* **Document excerpt**
┌────────
The Billion Oyster Project: Reversing History to Move Forward

oysters looking like vintage jewelry

New York Harbor is not just a choppy hurdle between Wall Street and the Red Hook IKEA. It’s not just a scenic backdrop for the Statue of Liberty. Instead, it’s part of a massive estuary centered on the mighty Hudson River, with associated wetlands, islands and inlets that reach all the way from coastal New Jersey to Connecticut. Think about New York Harbor as a part of New York State’s version of Chesapeake Bay. Now realize that, for millennia, these nutrient-rich waters were lined with oyster reefs.
└────────
* **Problem to work on**
Extract the passage from the oyster restoration article beginning at the words that include "New York Harbor is" and stopping after "with oyster reefs.".

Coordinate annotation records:
┌────────
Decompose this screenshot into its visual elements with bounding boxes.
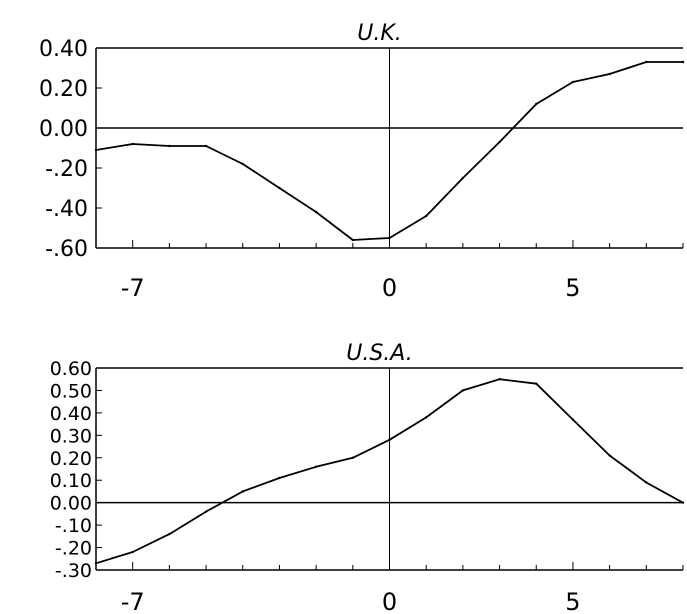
usa-data-point: [681, 501, 685, 504]
uk-data-point: [424, 214, 428, 218]
usa-ytick-label: 0.30: [50, 425, 92, 447]
uk-data-point: [94, 148, 98, 152]
uk-ytick-label: 0.00: [39, 117, 88, 142]
usa-data-point: [278, 476, 281, 480]
uk-ytick-label: 0.40: [39, 37, 88, 62]
usa-data-point: [645, 481, 648, 484]
uk-ytick-label: -.60: [45, 237, 88, 262]
uk-data-point: [571, 80, 575, 84]
usa-data-point: [388, 438, 391, 442]
uk-data-point: [461, 176, 465, 180]
usa-data-point: [241, 490, 244, 493]
usa-data-point: [351, 456, 355, 459]
usa-xtick-label: -7: [121, 588, 145, 614]
usa-data-point: [131, 550, 134, 554]
usa-ytick-label: 0.50: [50, 380, 92, 402]
uk-data-point: [351, 238, 355, 242]
usa-ytick-label: 0.20: [50, 448, 92, 470]
usa-data-point: [94, 562, 98, 565]
usa-xtick-label: 5: [565, 588, 580, 614]
usa-data-point: [461, 389, 465, 392]
uk-data-point: [168, 144, 171, 148]
uk-ytick-label: -.40: [45, 197, 88, 222]
usa-data-point: [571, 418, 575, 421]
uk-data-point: [131, 142, 134, 146]
uk-ytick-label: -.20: [45, 157, 88, 182]
uk-data-point: [314, 210, 318, 214]
usa-ytick-label: 0.10: [50, 470, 92, 492]
usa-ytick-label: -.10: [55, 515, 92, 537]
uk-data-point: [388, 236, 391, 240]
usa-ytick-label: -.30: [55, 560, 92, 582]
usa-data-point: [535, 382, 538, 385]
usa-data-point: [314, 465, 318, 468]
uk-data-point: [278, 186, 281, 190]
usa-chart: U.S.A.0.600.500.400.300.200.100.00-.10-.…: [50, 341, 685, 614]
usa-data-point: [498, 378, 501, 381]
uk-data-point: [535, 102, 538, 106]
uk-data-point: [241, 162, 244, 166]
usa-data-point: [424, 416, 428, 419]
uk-data-point: [608, 72, 611, 76]
uk-data-point: [204, 144, 208, 148]
uk-chart: U.K. 0.40 0.20 0.00 -.20 -.40 -.60 -7 0 5: [39, 21, 685, 302]
uk-data-point: [645, 60, 648, 64]
usa-chart-title: U.S.A.: [346, 341, 413, 366]
usa-data-point: [204, 510, 208, 513]
uk-xtick-label: -7: [121, 274, 145, 302]
uk-xtick-label: 5: [565, 274, 580, 302]
uk-chart-title: U.K.: [357, 21, 402, 46]
uk-data-point: [681, 60, 685, 64]
usa-ytick-label: 0.40: [50, 403, 92, 425]
usa-ytick-label: 0.60: [50, 358, 92, 380]
usa-ytick-label: 0.00: [50, 493, 92, 515]
usa-data-point: [608, 454, 611, 457]
uk-ytick-label: 0.20: [39, 77, 88, 102]
usa-xtick-label: 0: [382, 588, 397, 614]
usa-data-point: [168, 532, 171, 536]
uk-xtick-label: 0: [382, 274, 397, 302]
uk-data-point: [498, 140, 501, 144]
usa-ytick-label: -.20: [55, 538, 92, 560]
└────────
* **Expected answer**
New York Harbor is not just a choppy hurdle between Wall Street and the Red Hook IKEA. It’s not just a scenic backdrop for the Statue of Liberty. Instead, it’s part of a massive estuary centered on the mighty Hudson River, with associated wetlands, islands and inlets that reach all the way from coastal New Jersey to Connecticut. Think about New York Harbor as a part of New York State’s version of Chesapeake Bay. Now realize that, for millennia, these nutrient-rich waters were lined with oyster reefs.